● Your instructions: Copy out all of the data below with no alterations.

** start of Given data **

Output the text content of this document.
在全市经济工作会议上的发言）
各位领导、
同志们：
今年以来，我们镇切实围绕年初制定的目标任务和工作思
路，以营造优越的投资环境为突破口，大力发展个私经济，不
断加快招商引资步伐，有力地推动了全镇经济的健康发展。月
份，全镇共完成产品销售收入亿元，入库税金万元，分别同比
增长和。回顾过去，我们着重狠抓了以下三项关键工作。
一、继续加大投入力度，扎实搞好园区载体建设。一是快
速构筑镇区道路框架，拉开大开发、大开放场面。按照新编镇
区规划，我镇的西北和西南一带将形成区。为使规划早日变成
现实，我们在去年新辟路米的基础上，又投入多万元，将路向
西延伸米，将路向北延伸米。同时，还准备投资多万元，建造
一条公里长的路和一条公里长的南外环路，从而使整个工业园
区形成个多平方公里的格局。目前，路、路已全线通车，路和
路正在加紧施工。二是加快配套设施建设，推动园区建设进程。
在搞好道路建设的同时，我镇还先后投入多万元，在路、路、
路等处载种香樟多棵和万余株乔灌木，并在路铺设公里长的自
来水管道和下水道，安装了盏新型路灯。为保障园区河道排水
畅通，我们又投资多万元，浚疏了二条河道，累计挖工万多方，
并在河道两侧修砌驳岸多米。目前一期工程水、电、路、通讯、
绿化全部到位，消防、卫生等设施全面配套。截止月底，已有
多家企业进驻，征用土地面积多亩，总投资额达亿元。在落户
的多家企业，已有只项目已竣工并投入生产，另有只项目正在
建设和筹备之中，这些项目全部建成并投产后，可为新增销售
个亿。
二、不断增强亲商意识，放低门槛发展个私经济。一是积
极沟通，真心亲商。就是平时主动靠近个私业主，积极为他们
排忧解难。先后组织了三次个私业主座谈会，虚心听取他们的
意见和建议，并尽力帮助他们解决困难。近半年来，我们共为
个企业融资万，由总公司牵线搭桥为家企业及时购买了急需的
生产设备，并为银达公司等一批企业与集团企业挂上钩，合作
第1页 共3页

** end of Given data **

● Result of this task:
Output the text content of this document.
在全市经济工作会议上的发言）
各位领导、
同志们：
今年以来，我们镇切实围绕年初制定的目标任务和工作思
路，以营造优越的投资环境为突破口，大力发展个私经济，不
断加快招商引资步伐，有力地推动了全镇经济的健康发展。月
份，全镇共完成产品销售收入亿元，入库税金万元，分别同比
增长和。回顾过去，我们着重狠抓了以下三项关键工作。
一、继续加大投入力度，扎实搞好园区载体建设。一是快
速构筑镇区道路框架，拉开大开发、大开放场面。按照新编镇
区规划，我镇的西北和西南一带将形成区。为使规划早日变成
现实，我们在去年新辟路米的基础上，又投入多万元，将路向
西延伸米，将路向北延伸米。同时，还准备投资多万元，建造
一条公里长的路和一条公里长的南外环路，从而使整个工业园
区形成个多平方公里的格局。目前，路、路已全线通车，路和
路正在加紧施工。二是加快配套设施建设，推动园区建设进程。
在搞好道路建设的同时，我镇还先后投入多万元，在路、路、
路等处载种香樟多棵和万余株乔灌木，并在路铺设公里长的自
来水管道和下水道，安装了盏新型路灯。为保障园区河道排水
畅通，我们又投资多万元，浚疏了二条河道，累计挖工万多方，
并在河道两侧修砌驳岸多米。目前一期工程水、电、路、通讯、
绿化全部到位，消防、卫生等设施全面配套。截止月底，已有
多家企业进驻，征用土地面积多亩，总投资额达亿元。在落户
的多家企业，已有只项目已竣工并投入生产，另有只项目正在
建设和筹备之中，这些项目全部建成并投产后，可为新增销售
个亿。
二、不断增强亲商意识，放低门槛发展个私经济。一是积
极沟通，真心亲商。就是平时主动靠近个私业主，积极为他们
排忧解难。先后组织了三次个私业主座谈会，虚心听取他们的
意见和建议，并尽力帮助他们解决困难。近半年来，我们共为
个企业融资万，由总公司牵线搭桥为家企业及时购买了急需的
生产设备，并为银达公司等一批企业与集团企业挂上钩，合作
第1页 共3页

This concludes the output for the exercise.